-------- Trecho da página

A essência do pecado é a rebeldia contra Deus (…) É verdade que Davi pecou contra Bate-Seba e Urias, contra sua família e nação, mas antes, e ainda mais que tudo, ele ofendeu o amor e a Lei de Deus. Compare Romanos 3.4, onde Paulo cita essas palavras para estabelecer a justiça inabalável de Deus ao lidar com seres humanos. Se a essência do pecado é rebelião, sua origem está na nossa natureza caída (Stott, 1997, 63).

Em seu comentário aos salmos, Agostinho comenta: “Muitos querem cair com Davi, mas não querem se levantar com ele (…) A queda dos grandes não deve dar prazer aos menores, mas sirva a sua queda para incutir temor aos que estão abaixo” (Agostinho, 1998, 899-900).

----------------
-------- Seção de dados

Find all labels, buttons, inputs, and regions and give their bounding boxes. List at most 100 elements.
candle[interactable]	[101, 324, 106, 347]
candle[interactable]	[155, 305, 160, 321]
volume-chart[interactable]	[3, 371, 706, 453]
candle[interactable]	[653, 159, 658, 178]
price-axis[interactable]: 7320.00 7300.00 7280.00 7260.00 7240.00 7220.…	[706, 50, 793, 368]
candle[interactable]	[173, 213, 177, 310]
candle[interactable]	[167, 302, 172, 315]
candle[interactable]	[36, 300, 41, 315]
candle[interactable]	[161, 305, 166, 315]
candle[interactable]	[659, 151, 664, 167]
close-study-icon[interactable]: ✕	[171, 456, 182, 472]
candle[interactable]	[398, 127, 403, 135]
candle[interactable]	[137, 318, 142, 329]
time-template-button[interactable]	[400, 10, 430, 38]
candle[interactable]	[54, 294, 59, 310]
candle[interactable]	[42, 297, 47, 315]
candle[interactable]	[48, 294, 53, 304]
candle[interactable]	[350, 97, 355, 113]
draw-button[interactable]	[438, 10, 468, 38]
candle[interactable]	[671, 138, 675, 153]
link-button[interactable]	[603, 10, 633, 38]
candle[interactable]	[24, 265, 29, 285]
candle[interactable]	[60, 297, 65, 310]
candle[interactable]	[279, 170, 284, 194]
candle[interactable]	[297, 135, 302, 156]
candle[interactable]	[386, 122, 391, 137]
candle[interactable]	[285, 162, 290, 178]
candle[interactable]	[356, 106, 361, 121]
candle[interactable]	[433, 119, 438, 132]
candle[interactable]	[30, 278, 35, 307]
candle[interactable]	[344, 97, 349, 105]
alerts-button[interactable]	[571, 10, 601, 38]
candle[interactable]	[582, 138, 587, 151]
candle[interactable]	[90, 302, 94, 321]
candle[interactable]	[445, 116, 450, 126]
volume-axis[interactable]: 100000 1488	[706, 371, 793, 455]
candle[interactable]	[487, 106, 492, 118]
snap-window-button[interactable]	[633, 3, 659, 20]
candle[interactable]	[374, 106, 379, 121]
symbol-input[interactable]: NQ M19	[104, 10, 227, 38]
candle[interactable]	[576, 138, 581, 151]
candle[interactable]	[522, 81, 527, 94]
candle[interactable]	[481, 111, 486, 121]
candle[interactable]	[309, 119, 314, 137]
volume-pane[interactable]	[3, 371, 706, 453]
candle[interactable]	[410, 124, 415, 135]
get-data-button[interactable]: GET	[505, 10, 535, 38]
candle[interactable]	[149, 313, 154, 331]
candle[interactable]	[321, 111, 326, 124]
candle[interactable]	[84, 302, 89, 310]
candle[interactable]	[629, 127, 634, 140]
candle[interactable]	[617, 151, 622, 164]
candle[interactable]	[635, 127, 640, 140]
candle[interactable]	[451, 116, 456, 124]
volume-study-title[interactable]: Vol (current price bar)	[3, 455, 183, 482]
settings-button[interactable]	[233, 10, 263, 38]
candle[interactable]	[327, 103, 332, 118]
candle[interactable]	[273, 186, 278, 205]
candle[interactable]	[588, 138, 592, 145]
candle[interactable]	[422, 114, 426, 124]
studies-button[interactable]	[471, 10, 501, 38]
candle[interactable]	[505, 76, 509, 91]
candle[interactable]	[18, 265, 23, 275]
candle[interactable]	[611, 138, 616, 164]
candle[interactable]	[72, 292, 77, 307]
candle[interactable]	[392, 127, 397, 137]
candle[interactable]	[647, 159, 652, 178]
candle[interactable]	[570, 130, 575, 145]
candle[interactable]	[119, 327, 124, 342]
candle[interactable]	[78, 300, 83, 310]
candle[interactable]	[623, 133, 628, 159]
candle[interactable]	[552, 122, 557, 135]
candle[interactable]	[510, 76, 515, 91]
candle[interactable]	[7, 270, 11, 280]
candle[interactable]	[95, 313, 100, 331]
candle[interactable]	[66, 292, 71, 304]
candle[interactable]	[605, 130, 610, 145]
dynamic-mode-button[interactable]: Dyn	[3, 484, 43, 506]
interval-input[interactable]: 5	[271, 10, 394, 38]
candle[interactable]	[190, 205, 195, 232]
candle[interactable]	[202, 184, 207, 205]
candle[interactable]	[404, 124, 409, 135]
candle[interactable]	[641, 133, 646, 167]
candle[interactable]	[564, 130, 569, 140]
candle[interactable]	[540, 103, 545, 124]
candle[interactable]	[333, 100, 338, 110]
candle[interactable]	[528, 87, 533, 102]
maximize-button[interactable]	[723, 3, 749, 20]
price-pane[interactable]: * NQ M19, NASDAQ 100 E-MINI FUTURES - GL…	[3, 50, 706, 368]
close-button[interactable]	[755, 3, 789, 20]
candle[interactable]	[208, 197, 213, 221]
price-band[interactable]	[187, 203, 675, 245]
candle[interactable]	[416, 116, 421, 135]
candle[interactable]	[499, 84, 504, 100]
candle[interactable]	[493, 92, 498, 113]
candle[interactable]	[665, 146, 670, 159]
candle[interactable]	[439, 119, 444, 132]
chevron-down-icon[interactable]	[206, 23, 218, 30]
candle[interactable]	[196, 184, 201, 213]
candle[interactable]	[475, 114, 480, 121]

----------------

[Tarefas a cumprir]:
[A] Por favor, repita a passagem do trecho da página que começa nas palavras "Em seu comentário" e termina depois de "(Agostinho, 1998, 899-900).".
[B] Liste as pessoas e os grupos contra os quais, segundo o trecho da página, Davi pecou.
[C] De acordo com o trecho da página, onde está a origem do pecado?

[Respostas numeradas]:
[A]
Em seu comentário aos salmos, Agostinho comenta: “Muitos querem cair com Davi, mas não querem se levantar com ele (…) A queda dos grandes não deve dar prazer aos menores, mas sirva a sua queda para incutir temor aos que estão abaixo” (Agostinho, 1998, 899-900).

[B] Bate-Seba, Urias, sua família e sua nação.

[C] Na nossa natureza caída.